■ GIVEN EXERCISE
Repeat each record below exactly as given.

___

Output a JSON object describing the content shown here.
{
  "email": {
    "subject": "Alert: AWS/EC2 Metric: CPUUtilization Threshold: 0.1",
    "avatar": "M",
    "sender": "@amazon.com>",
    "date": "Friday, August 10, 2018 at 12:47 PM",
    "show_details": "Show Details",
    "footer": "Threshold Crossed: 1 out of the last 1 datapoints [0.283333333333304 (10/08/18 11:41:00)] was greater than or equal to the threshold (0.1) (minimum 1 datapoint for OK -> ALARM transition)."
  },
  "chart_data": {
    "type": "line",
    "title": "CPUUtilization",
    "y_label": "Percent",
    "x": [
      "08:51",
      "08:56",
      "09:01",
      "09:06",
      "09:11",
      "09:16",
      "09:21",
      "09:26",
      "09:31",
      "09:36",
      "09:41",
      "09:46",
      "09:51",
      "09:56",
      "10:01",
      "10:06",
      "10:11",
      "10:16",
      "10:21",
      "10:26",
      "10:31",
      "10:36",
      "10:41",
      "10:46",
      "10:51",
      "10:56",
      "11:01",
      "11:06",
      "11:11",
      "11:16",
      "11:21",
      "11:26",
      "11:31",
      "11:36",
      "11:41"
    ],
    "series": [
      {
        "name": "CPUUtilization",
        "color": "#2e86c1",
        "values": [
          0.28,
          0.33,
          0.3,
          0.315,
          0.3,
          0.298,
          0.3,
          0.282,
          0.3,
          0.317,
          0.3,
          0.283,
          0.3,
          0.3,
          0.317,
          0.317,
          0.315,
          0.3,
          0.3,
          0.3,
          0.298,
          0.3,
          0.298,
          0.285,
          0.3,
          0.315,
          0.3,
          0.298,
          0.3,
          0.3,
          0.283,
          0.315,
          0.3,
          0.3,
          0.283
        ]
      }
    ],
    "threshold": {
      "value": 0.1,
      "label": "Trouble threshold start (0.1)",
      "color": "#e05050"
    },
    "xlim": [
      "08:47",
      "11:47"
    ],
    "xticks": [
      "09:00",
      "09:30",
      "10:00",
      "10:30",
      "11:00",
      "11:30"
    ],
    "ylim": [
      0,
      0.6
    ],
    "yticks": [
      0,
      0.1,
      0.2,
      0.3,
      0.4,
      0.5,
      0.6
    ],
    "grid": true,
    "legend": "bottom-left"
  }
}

___

■ ANSWER TO THE EXERCISE
Output a JSON object describing the content shown here.
{
  "email": {
    "subject": "Alert: AWS/EC2 Metric: CPUUtilization Threshold: 0.1",
    "avatar": "M",
    "sender": "@amazon.com>",
    "date": "Friday, August 10, 2018 at 12:47 PM",
    "show_details": "Show Details",
    "footer": "Threshold Crossed: 1 out of the last 1 datapoints [0.283333333333304 (10/08/18 11:41:00)] was greater than or equal to the threshold (0.1) (minimum 1 datapoint for OK -> ALARM transition)."
  },
  "chart_data": {
    "type": "line",
    "title": "CPUUtilization",
    "y_label": "Percent",
    "x": [
      "08:51",
      "08:56",
      "09:01",
      "09:06",
      "09:11",
      "09:16",
      "09:21",
      "09:26",
      "09:31",
      "09:36",
      "09:41",
      "09:46",
      "09:51",
      "09:56",
      "10:01",
      "10:06",
      "10:11",
      "10:16",
      "10:21",
      "10:26",
      "10:31",
      "10:36",
      "10:41",
      "10:46",
      "10:51",
      "10:56",
      "11:01",
      "11:06",
      "11:11",
      "11:16",
      "11:21",
      "11:26",
      "11:31",
      "11:36",
      "11:41"
    ],
    "series": [
      {
        "name": "CPUUtilization",
        "color": "#2e86c1",
        "values": [
          0.28,
          0.33,
          0.3,
          0.315,
          0.3,
          0.298,
          0.3,
          0.282,
          0.3,
          0.317,
          0.3,
          0.283,
          0.3,
          0.3,
          0.317,
          0.317,
          0.315,
          0.3,
          0.3,
          0.3,
          0.298,
          0.3,
          0.298,
          0.285,
          0.3,
          0.315,
          0.3,
          0.298,
          0.3,
          0.3,
          0.283,
          0.315,
          0.3,
          0.3,
          0.283
        ]
      }
    ],
    "threshold": {
      "value": 0.1,
      "label": "Trouble threshold start (0.1)",
      "color": "#e05050"
    },
    "xlim": [
      "08:47",
      "11:47"
    ],
    "xticks": [
      "09:00",
      "09:30",
      "10:00",
      "10:30",
      "11:00",
      "11:30"
    ],
    "ylim": [
      0,
      0.6
    ],
    "yticks": [
      0,
      0.1,
      0.2,
      0.3,
      0.4,
      0.5,
      0.6
    ],
    "grid": true,
    "legend": "bottom-left"
  }
}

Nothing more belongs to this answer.